### [What this task involves]
Extract the lines that hold the string "screenshot".

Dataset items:
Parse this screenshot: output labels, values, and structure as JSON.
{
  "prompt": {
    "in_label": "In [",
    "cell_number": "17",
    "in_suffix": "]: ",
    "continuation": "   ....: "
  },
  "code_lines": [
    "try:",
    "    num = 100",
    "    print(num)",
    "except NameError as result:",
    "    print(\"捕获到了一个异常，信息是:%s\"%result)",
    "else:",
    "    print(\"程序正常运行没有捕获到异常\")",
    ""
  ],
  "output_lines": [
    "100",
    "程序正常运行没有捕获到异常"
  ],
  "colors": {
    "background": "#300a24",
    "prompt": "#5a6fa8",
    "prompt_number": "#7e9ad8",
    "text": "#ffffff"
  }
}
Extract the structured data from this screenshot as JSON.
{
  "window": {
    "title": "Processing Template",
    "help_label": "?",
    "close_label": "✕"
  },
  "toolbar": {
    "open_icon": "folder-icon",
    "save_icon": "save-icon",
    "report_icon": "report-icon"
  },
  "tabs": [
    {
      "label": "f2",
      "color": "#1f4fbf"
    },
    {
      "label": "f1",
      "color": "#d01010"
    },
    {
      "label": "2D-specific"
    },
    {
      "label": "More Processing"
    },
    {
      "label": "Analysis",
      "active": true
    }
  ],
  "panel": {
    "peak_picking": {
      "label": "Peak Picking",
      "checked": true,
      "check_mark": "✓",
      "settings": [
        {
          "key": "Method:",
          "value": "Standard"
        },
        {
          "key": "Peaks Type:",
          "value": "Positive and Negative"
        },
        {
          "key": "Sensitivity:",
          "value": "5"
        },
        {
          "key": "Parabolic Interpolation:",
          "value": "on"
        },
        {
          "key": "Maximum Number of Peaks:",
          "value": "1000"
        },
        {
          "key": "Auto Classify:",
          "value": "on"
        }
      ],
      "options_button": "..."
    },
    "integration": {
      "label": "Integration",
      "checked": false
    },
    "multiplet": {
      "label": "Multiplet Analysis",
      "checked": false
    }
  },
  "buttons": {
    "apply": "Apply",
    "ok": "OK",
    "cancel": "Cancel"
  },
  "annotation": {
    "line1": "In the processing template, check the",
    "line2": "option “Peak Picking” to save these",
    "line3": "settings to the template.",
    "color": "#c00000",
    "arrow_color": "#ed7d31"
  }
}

### [Exercise answer]
Parse this screenshot: output labels, values, and structure as JSON.
Extract the structured data from this screenshot as JSON.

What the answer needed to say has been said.